Input records:
◇ ◇ ◇ ◇

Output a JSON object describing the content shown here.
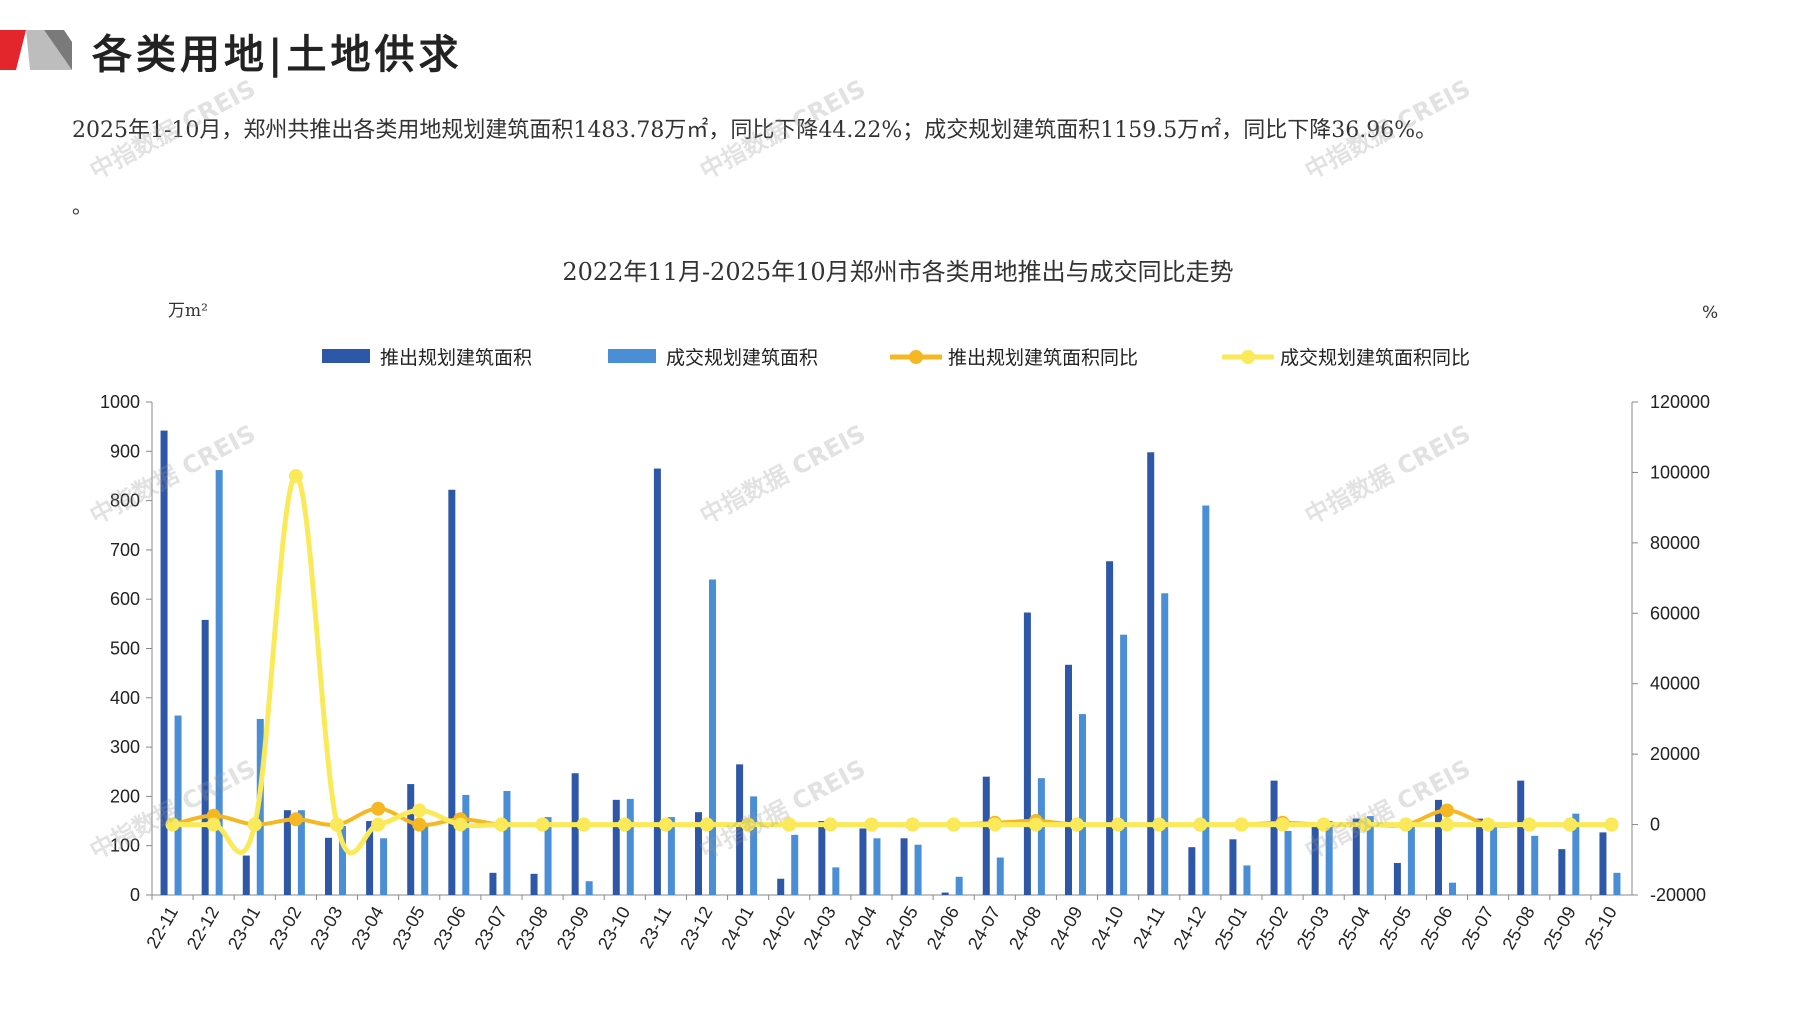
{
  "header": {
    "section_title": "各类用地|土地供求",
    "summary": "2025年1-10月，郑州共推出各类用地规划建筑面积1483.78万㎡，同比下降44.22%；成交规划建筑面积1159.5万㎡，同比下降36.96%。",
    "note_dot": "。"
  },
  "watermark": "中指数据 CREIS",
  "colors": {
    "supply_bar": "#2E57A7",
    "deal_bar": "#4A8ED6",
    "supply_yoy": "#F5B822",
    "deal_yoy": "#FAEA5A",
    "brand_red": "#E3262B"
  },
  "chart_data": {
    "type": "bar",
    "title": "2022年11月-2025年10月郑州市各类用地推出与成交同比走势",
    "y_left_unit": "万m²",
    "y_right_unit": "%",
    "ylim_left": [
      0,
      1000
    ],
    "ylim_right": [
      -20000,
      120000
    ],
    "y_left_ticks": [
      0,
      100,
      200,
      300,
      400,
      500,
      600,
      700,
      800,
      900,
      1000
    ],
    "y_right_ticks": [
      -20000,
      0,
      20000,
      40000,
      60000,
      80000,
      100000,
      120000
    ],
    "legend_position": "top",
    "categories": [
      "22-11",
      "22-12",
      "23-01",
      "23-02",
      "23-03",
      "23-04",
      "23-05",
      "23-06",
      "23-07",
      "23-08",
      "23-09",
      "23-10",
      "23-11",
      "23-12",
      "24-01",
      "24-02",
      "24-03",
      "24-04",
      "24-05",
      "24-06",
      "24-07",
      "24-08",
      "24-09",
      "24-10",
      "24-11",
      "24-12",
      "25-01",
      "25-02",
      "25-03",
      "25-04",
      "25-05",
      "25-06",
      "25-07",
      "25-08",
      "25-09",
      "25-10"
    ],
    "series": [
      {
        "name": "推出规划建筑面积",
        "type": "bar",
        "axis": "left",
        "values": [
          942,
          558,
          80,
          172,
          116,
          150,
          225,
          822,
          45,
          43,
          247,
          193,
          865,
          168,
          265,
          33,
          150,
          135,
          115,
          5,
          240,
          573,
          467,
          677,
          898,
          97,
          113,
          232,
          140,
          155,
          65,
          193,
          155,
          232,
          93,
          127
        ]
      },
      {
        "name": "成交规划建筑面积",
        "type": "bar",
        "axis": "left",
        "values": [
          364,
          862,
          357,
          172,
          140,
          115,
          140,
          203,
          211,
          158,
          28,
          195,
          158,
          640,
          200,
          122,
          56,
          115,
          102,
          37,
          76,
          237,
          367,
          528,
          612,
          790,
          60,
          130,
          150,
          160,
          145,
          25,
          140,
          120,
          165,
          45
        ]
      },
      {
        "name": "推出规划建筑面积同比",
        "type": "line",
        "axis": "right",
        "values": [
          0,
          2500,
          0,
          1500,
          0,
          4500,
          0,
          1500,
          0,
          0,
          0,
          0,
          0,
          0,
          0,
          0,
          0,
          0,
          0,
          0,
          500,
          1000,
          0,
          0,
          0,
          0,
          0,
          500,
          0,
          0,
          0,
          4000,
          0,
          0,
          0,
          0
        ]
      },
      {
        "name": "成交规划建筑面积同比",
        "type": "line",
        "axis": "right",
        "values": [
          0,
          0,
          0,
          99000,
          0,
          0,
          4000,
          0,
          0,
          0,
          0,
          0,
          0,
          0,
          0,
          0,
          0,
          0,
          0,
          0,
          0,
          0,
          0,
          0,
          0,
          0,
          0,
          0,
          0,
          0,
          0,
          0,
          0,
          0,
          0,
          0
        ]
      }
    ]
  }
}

◇ ◇ ◇ ◇

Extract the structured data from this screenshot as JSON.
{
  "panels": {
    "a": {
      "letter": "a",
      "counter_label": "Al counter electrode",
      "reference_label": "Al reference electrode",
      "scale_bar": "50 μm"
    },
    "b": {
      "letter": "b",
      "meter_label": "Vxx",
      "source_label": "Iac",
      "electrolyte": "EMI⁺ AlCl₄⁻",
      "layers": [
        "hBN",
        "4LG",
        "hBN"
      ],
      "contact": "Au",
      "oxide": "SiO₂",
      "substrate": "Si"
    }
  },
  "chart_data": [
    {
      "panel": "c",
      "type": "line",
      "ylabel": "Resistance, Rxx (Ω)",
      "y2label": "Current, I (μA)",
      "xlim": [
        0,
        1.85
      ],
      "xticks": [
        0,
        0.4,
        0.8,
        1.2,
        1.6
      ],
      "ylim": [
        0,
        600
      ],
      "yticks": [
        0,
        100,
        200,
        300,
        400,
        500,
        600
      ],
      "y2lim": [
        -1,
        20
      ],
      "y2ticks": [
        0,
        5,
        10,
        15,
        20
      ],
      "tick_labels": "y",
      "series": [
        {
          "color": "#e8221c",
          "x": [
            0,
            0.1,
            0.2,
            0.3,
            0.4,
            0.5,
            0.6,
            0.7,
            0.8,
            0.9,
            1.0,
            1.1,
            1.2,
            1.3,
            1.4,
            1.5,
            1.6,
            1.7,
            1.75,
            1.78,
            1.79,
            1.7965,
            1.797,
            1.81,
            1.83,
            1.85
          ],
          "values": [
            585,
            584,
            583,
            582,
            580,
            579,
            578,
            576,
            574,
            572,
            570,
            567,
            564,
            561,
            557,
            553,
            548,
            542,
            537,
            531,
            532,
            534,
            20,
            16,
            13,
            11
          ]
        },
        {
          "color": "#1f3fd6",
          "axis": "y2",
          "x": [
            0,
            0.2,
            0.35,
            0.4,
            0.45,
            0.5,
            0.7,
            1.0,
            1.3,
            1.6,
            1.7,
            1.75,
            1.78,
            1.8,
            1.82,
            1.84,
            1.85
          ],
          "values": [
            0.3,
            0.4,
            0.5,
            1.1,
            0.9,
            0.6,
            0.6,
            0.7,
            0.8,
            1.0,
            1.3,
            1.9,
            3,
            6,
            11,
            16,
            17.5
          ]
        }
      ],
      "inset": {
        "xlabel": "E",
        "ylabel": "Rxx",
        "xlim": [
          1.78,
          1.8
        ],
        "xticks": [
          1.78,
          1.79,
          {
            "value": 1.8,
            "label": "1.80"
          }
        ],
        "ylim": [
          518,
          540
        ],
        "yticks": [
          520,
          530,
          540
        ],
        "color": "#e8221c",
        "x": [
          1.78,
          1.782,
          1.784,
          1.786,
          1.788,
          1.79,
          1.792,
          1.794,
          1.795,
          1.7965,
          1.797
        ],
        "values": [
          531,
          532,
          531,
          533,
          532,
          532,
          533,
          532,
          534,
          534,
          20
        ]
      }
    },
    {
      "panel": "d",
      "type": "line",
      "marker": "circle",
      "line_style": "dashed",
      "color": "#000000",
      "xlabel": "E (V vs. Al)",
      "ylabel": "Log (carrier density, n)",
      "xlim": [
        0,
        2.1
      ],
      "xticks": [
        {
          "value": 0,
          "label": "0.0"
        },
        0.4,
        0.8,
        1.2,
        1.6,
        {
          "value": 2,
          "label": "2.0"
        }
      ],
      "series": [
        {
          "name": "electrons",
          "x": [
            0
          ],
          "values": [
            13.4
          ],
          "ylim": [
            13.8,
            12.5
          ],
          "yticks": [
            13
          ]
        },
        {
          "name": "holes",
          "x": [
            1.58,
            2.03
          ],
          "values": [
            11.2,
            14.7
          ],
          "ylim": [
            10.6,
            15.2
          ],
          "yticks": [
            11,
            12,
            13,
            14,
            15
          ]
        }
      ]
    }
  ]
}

◇ ◇ ◇ ◇

Exercise: Review the material and copy each line in which the word "ylabel" appears.

Written answer:
      "ylabel": "Resistance, Rxx (Ω)",
        "ylabel": "Rxx",
      "ylabel": "Log (carrier density, n)",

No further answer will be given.